What is needed:
The entries need to be copied exactly.

☆ ☆ ☆

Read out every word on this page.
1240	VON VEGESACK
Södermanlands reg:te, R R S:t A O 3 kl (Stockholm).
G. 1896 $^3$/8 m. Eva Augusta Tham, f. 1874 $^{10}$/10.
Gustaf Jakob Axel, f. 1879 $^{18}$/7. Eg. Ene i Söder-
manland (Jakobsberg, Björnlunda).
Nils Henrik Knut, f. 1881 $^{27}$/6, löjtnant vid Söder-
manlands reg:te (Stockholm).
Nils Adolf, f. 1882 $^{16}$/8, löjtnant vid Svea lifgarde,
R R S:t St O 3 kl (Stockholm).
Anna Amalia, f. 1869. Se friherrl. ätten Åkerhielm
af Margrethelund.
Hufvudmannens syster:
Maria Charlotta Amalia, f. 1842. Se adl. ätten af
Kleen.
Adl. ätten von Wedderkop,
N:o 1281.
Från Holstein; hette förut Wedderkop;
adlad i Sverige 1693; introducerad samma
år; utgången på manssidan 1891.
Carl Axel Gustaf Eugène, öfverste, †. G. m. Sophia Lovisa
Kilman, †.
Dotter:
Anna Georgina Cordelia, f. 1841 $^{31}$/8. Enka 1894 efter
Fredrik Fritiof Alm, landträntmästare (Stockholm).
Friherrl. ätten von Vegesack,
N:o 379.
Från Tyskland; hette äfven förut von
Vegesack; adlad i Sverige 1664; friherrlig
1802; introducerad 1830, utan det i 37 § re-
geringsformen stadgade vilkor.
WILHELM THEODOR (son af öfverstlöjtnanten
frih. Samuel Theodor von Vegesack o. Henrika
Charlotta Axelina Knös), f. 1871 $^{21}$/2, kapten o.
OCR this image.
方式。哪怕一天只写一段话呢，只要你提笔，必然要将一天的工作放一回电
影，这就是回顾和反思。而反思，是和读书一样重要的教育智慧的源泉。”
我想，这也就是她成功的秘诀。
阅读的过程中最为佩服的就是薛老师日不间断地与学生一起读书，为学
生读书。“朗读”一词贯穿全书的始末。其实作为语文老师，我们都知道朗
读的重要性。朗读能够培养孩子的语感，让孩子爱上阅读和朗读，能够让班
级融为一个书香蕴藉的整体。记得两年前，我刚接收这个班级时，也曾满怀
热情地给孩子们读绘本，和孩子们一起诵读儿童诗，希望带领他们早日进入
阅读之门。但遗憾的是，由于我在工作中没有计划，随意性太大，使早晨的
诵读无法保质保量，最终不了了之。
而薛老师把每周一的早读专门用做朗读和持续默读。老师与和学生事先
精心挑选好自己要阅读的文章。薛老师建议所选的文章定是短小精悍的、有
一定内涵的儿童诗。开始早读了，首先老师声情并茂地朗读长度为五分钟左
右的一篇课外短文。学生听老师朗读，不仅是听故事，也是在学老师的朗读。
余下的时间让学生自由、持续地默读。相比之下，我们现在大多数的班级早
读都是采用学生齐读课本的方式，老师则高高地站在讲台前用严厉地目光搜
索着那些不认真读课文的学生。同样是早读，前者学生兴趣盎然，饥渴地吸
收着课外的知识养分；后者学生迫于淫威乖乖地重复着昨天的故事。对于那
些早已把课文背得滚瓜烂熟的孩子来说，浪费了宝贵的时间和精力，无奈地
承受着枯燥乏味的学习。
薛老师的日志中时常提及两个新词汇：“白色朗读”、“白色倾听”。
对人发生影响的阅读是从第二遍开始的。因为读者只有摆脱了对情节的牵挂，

☆ ☆ ☆

The output:
Read out every word on this page.
1240	VON VEGESACK
Södermanlands reg:te, R R S:t A O 3 kl (Stockholm).
G. 1896 $^3$/8 m. Eva Augusta Tham, f. 1874 $^{10}$/10.
Gustaf Jakob Axel, f. 1879 $^{18}$/7. Eg. Ene i Söder-
manland (Jakobsberg, Björnlunda).
Nils Henrik Knut, f. 1881 $^{27}$/6, löjtnant vid Söder-
manlands reg:te (Stockholm).
Nils Adolf, f. 1882 $^{16}$/8, löjtnant vid Svea lifgarde,
R R S:t St O 3 kl (Stockholm).
Anna Amalia, f. 1869. Se friherrl. ätten Åkerhielm
af Margrethelund.
Hufvudmannens syster:
Maria Charlotta Amalia, f. 1842. Se adl. ätten af
Kleen.
Adl. ätten von Wedderkop,
N:o 1281.
Från Holstein; hette förut Wedderkop;
adlad i Sverige 1693; introducerad samma
år; utgången på manssidan 1891.
Carl Axel Gustaf Eugène, öfverste, †. G. m. Sophia Lovisa
Kilman, †.
Dotter:
Anna Georgina Cordelia, f. 1841 $^{31}$/8. Enka 1894 efter
Fredrik Fritiof Alm, landträntmästare (Stockholm).
Friherrl. ätten von Vegesack,
N:o 379.
Från Tyskland; hette äfven förut von
Vegesack; adlad i Sverige 1664; friherrlig
1802; introducerad 1830, utan det i 37 § re-
geringsformen stadgade vilkor.
WILHELM THEODOR (son af öfverstlöjtnanten
frih. Samuel Theodor von Vegesack o. Henrika
Charlotta Axelina Knös), f. 1871 $^{21}$/2, kapten o.
OCR this image.
方式。哪怕一天只写一段话呢，只要你提笔，必然要将一天的工作放一回电
影，这就是回顾和反思。而反思，是和读书一样重要的教育智慧的源泉。”
我想，这也就是她成功的秘诀。
阅读的过程中最为佩服的就是薛老师日不间断地与学生一起读书，为学
生读书。“朗读”一词贯穿全书的始末。其实作为语文老师，我们都知道朗
读的重要性。朗读能够培养孩子的语感，让孩子爱上阅读和朗读，能够让班
级融为一个书香蕴藉的整体。记得两年前，我刚接收这个班级时，也曾满怀
热情地给孩子们读绘本，和孩子们一起诵读儿童诗，希望带领他们早日进入
阅读之门。但遗憾的是，由于我在工作中没有计划，随意性太大，使早晨的
诵读无法保质保量，最终不了了之。
而薛老师把每周一的早读专门用做朗读和持续默读。老师与和学生事先
精心挑选好自己要阅读的文章。薛老师建议所选的文章定是短小精悍的、有
一定内涵的儿童诗。开始早读了，首先老师声情并茂地朗读长度为五分钟左
右的一篇课外短文。学生听老师朗读，不仅是听故事，也是在学老师的朗读。
余下的时间让学生自由、持续地默读。相比之下，我们现在大多数的班级早
读都是采用学生齐读课本的方式，老师则高高地站在讲台前用严厉地目光搜
索着那些不认真读课文的学生。同样是早读，前者学生兴趣盎然，饥渴地吸
收着课外的知识养分；后者学生迫于淫威乖乖地重复着昨天的故事。对于那
些早已把课文背得滚瓜烂熟的孩子来说，浪费了宝贵的时间和精力，无奈地
承受着枯燥乏味的学习。
薛老师的日志中时常提及两个新词汇：“白色朗读”、“白色倾听”。
对人发生影响的阅读是从第二遍开始的。因为读者只有摆脱了对情节的牵挂，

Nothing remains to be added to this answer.